What is asked >> Find every line of the listing below where "para" appears, and copy it.
☆ ☆ ☆ ☆ ☆
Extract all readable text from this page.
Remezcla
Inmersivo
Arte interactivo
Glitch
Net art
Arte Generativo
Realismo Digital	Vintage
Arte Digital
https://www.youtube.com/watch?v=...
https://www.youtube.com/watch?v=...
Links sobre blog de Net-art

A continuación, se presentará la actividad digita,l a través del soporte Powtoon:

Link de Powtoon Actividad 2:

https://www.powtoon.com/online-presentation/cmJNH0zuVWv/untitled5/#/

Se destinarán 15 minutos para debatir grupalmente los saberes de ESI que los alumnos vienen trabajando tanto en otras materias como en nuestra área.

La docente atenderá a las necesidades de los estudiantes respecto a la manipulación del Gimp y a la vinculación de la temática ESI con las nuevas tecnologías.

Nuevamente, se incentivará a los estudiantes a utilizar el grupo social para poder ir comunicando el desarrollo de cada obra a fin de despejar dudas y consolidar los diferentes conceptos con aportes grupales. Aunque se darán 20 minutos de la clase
☆ ☆ ☆ ☆ ☆
Answer to the exercise >>
Se destinarán 15 minutos para debatir grupalmente los saberes de ESI que los alumnos vienen trabajando tanto en otras materias como en nuestra área.
Nuevamente, se incentivará a los estudiantes a utilizar el grupo social para poder ir comunicando el desarrollo de cada obra a fin de despejar dudas y consolidar los diferentes conceptos con aportes grupales. Aunque se darán 20 minutos de la clase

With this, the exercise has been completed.